### Exercise directions
Extract the lines that hold the string "jpeg".

### Records to use
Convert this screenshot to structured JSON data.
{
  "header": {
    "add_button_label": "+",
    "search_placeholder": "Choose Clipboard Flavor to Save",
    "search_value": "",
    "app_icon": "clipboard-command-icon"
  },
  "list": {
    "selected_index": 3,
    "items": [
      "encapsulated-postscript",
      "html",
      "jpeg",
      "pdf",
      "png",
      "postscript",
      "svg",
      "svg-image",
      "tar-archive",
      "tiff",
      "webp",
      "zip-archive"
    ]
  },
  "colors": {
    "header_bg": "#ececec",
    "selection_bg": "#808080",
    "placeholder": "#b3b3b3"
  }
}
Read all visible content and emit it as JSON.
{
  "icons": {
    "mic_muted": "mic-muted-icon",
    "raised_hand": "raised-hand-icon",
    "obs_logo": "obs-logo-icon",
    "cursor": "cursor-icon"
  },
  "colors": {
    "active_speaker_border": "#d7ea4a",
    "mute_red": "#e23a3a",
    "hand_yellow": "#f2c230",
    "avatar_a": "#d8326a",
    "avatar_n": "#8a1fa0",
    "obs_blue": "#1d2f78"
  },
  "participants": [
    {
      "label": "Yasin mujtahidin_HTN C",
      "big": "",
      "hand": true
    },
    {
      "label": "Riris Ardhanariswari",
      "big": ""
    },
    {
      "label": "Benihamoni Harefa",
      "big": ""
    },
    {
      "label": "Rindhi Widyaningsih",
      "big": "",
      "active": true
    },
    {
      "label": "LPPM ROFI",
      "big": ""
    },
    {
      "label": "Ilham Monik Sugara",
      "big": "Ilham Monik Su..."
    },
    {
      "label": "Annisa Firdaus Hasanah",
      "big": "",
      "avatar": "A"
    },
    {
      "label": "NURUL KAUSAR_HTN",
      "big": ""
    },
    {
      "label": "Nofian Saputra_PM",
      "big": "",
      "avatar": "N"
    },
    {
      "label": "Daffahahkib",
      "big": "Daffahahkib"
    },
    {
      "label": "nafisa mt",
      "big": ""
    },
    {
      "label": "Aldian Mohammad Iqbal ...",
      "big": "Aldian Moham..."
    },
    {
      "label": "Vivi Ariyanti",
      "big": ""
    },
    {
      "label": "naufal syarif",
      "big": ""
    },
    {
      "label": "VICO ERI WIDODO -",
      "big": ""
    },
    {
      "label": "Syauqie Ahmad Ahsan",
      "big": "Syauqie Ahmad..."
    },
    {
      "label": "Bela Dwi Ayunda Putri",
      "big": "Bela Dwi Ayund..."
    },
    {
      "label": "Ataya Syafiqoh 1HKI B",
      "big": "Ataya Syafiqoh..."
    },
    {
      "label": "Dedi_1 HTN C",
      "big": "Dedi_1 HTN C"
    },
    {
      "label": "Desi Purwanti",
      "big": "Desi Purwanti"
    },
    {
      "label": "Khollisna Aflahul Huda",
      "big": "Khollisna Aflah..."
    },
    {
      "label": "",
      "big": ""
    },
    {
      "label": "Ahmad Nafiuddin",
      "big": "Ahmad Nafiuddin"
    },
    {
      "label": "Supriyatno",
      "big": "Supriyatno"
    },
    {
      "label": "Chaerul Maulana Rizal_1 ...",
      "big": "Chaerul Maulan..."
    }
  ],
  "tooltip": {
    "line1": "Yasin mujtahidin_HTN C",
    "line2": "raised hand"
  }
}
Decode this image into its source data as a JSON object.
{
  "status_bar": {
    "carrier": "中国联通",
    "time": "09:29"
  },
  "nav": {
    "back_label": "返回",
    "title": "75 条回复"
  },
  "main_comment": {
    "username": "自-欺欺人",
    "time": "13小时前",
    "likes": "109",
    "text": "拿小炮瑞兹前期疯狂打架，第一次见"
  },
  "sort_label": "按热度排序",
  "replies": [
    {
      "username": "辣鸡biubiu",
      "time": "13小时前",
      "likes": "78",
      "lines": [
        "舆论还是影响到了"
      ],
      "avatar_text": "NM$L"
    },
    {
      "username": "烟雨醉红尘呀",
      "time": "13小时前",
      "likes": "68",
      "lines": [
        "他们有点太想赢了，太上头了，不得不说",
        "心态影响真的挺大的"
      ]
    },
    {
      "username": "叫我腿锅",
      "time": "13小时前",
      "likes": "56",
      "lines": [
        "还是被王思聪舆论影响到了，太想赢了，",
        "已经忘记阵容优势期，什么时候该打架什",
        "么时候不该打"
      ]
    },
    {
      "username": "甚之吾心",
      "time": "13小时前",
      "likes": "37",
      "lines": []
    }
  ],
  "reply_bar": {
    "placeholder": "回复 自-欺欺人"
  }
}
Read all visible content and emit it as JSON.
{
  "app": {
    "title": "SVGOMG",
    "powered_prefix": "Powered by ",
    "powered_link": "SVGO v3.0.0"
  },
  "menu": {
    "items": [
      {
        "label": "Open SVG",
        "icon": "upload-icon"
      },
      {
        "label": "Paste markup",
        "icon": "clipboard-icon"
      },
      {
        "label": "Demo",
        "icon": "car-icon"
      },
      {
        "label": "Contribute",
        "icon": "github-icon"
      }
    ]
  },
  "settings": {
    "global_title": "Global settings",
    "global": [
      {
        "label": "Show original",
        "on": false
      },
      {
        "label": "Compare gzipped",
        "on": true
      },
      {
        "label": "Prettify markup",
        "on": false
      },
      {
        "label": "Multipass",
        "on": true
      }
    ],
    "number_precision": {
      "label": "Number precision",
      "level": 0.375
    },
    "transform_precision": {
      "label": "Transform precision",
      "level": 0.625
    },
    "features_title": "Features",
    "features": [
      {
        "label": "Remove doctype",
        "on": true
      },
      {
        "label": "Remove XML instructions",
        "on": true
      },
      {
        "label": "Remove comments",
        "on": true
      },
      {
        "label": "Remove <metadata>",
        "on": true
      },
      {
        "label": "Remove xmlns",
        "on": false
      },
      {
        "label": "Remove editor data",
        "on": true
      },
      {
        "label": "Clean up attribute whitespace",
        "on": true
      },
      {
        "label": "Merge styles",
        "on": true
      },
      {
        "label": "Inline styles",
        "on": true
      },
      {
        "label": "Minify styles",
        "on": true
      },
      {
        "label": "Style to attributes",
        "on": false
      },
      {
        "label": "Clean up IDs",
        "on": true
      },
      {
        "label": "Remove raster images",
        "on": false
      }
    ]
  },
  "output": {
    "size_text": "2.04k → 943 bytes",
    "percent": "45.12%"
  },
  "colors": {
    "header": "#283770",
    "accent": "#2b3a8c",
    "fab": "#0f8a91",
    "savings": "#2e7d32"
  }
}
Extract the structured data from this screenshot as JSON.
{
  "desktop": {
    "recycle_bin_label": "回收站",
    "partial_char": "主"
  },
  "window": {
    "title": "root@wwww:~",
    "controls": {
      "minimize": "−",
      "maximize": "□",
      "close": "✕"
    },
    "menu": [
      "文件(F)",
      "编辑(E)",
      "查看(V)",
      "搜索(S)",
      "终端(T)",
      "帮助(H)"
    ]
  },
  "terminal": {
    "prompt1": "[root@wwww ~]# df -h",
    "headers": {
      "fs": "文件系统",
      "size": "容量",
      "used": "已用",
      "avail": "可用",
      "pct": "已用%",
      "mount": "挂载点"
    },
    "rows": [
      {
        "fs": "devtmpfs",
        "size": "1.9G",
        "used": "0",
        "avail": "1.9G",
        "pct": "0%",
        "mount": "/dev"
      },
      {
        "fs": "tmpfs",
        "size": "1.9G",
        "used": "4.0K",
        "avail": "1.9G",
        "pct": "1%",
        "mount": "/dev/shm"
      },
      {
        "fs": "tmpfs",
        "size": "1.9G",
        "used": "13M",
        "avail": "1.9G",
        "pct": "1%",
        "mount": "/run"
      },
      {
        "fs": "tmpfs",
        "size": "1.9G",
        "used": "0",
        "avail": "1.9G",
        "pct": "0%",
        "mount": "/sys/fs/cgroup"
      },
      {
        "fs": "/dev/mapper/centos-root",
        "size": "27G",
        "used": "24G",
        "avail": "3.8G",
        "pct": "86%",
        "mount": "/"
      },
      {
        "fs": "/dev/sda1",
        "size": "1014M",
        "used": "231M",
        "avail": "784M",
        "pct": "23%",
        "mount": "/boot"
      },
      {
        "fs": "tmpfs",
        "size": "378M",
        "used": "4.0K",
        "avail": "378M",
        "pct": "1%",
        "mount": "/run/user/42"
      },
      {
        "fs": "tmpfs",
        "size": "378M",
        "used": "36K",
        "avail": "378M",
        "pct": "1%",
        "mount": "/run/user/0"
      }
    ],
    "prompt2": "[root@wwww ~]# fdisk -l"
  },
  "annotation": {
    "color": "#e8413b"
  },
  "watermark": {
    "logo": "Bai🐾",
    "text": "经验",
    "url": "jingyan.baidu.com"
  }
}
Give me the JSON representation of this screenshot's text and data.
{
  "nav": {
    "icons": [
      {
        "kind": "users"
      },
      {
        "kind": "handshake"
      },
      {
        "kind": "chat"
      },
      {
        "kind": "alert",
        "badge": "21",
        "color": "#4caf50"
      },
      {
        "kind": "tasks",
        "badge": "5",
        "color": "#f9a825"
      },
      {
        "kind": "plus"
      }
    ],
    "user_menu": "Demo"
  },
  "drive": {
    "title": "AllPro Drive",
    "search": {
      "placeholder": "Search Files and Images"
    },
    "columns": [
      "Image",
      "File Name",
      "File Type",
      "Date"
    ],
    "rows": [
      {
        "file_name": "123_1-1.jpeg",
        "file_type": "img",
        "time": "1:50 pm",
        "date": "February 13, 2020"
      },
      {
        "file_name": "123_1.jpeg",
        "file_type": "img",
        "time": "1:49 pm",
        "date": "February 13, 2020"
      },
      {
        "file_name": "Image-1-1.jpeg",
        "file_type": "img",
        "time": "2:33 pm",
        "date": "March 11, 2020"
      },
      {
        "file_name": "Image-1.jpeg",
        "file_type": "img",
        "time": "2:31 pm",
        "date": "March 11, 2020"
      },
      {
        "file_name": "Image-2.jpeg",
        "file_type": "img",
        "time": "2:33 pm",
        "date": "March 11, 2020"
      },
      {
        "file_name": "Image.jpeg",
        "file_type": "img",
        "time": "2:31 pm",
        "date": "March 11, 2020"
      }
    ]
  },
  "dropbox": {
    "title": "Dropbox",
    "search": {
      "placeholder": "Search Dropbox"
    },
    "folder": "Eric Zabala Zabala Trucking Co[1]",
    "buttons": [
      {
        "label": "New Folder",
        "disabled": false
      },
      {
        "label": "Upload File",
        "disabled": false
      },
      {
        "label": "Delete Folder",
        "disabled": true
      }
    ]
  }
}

### Finished task
      "jpeg",
        "file_name": "123_1-1.jpeg",
        "file_name": "123_1.jpeg",
        "file_name": "Image-1-1.jpeg",
        "file_name": "Image-1.jpeg",
        "file_name": "Image-2.jpeg",
        "file_name": "Image.jpeg",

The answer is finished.